▶ _EXERCISE DESCRIPTION_:
Transcribe the listing below word for word.

▶ _EXERCISE INPUT_:
==========

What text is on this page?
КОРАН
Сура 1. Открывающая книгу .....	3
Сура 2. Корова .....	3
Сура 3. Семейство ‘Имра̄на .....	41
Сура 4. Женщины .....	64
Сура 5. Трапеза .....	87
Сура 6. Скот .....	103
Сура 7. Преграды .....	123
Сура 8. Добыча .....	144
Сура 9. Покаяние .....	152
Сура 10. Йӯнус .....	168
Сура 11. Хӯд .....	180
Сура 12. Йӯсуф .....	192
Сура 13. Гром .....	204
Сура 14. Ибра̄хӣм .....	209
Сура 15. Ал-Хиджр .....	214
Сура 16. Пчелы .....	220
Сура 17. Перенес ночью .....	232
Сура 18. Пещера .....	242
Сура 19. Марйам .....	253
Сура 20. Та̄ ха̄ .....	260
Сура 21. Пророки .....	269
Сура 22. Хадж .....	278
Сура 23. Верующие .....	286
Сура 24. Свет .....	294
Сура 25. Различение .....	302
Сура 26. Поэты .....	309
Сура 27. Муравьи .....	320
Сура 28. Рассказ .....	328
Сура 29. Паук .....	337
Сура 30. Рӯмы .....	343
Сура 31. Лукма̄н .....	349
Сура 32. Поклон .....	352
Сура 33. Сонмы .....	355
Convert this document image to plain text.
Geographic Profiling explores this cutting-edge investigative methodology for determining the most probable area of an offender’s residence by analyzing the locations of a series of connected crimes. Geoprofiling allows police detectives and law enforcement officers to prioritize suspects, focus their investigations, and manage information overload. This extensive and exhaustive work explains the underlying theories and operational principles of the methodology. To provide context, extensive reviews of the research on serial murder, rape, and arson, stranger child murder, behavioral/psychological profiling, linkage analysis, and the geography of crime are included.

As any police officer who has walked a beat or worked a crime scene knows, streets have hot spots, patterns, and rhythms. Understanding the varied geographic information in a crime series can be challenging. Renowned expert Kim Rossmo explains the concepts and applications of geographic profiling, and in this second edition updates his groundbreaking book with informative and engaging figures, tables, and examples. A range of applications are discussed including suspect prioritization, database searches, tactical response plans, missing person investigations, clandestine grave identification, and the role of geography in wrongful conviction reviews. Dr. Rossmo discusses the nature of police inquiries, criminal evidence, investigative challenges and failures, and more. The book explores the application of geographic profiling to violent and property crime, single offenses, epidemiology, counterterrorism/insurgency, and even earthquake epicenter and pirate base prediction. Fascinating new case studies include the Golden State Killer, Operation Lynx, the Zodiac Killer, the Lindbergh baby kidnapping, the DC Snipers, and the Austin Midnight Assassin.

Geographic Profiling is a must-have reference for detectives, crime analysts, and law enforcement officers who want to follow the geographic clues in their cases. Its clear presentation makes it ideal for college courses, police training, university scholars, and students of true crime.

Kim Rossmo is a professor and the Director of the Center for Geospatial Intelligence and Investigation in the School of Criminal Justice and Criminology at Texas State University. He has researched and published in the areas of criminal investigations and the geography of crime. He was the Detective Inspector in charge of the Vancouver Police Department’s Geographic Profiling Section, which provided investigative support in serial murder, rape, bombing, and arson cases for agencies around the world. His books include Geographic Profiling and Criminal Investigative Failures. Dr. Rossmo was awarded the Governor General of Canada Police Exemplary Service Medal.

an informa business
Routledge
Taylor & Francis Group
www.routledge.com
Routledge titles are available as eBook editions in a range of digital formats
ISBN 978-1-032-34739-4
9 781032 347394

==========

▶ _SOLVED PROBLEM_:
What text is on this page?
КОРАН
Сура 1. Открывающая книгу .....	3
Сура 2. Корова .....	3
Сура 3. Семейство ‘Имра̄на .....	41
Сура 4. Женщины .....	64
Сура 5. Трапеза .....	87
Сура 6. Скот .....	103
Сура 7. Преграды .....	123
Сура 8. Добыча .....	144
Сура 9. Покаяние .....	152
Сура 10. Йӯнус .....	168
Сура 11. Хӯд .....	180
Сура 12. Йӯсуф .....	192
Сура 13. Гром .....	204
Сура 14. Ибра̄хӣм .....	209
Сура 15. Ал-Хиджр .....	214
Сура 16. Пчелы .....	220
Сура 17. Перенес ночью .....	232
Сура 18. Пещера .....	242
Сура 19. Марйам .....	253
Сура 20. Та̄ ха̄ .....	260
Сура 21. Пророки .....	269
Сура 22. Хадж .....	278
Сура 23. Верующие .....	286
Сура 24. Свет .....	294
Сура 25. Различение .....	302
Сура 26. Поэты .....	309
Сура 27. Муравьи .....	320
Сура 28. Рассказ .....	328
Сура 29. Паук .....	337
Сура 30. Рӯмы .....	343
Сура 31. Лукма̄н .....	349
Сура 32. Поклон .....	352
Сура 33. Сонмы .....	355
Convert this document image to plain text.
Geographic Profiling explores this cutting-edge investigative methodology for determining the most probable area of an offender’s residence by analyzing the locations of a series of connected crimes. Geoprofiling allows police detectives and law enforcement officers to prioritize suspects, focus their investigations, and manage information overload. This extensive and exhaustive work explains the underlying theories and operational principles of the methodology. To provide context, extensive reviews of the research on serial murder, rape, and arson, stranger child murder, behavioral/psychological profiling, linkage analysis, and the geography of crime are included.

As any police officer who has walked a beat or worked a crime scene knows, streets have hot spots, patterns, and rhythms. Understanding the varied geographic information in a crime series can be challenging. Renowned expert Kim Rossmo explains the concepts and applications of geographic profiling, and in this second edition updates his groundbreaking book with informative and engaging figures, tables, and examples. A range of applications are discussed including suspect prioritization, database searches, tactical response plans, missing person investigations, clandestine grave identification, and the role of geography in wrongful conviction reviews. Dr. Rossmo discusses the nature of police inquiries, criminal evidence, investigative challenges and failures, and more. The book explores the application of geographic profiling to violent and property crime, single offenses, epidemiology, counterterrorism/insurgency, and even earthquake epicenter and pirate base prediction. Fascinating new case studies include the Golden State Killer, Operation Lynx, the Zodiac Killer, the Lindbergh baby kidnapping, the DC Snipers, and the Austin Midnight Assassin.

Geographic Profiling is a must-have reference for detectives, crime analysts, and law enforcement officers who want to follow the geographic clues in their cases. Its clear presentation makes it ideal for college courses, police training, university scholars, and students of true crime.

Kim Rossmo is a professor and the Director of the Center for Geospatial Intelligence and Investigation in the School of Criminal Justice and Criminology at Texas State University. He has researched and published in the areas of criminal investigations and the geography of crime. He was the Detective Inspector in charge of the Vancouver Police Department’s Geographic Profiling Section, which provided investigative support in serial murder, rape, bombing, and arson cases for agencies around the world. His books include Geographic Profiling and Criminal Investigative Failures. Dr. Rossmo was awarded the Governor General of Canada Police Exemplary Service Medal.

an informa business
Routledge
Taylor & Francis Group
www.routledge.com
Routledge titles are available as eBook editions in a range of digital formats
ISBN 978-1-032-34739-4
9 781032 347394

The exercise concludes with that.